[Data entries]
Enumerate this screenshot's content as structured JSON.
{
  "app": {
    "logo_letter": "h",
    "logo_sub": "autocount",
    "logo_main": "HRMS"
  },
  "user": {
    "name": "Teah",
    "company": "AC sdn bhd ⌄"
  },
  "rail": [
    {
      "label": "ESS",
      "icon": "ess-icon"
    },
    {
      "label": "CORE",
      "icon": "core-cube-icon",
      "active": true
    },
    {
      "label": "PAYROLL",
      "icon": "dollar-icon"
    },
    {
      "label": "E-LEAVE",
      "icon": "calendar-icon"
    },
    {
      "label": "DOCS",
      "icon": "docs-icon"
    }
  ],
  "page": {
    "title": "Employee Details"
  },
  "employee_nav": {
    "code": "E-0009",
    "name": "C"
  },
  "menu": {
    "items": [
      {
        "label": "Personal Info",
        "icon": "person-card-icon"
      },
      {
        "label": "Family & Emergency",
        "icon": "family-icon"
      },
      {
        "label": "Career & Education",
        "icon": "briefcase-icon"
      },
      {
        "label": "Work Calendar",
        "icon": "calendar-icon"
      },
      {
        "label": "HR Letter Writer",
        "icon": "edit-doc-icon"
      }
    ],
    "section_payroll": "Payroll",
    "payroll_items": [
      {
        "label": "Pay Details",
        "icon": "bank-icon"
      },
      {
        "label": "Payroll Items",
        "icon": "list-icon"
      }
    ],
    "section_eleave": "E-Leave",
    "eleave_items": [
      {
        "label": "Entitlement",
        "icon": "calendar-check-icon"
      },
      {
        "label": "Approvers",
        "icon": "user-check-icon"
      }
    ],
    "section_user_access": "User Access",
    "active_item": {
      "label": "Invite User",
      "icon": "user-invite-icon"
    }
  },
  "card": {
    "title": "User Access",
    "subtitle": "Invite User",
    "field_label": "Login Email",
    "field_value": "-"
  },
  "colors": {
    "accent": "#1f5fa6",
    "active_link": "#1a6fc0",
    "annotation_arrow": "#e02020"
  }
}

● **OBJECTIVE**: Pull out every line of the entries that includes the word "Access".

● **FINISHED EXERCISE**:
    "section_user_access": "User Access",
    "title": "User Access",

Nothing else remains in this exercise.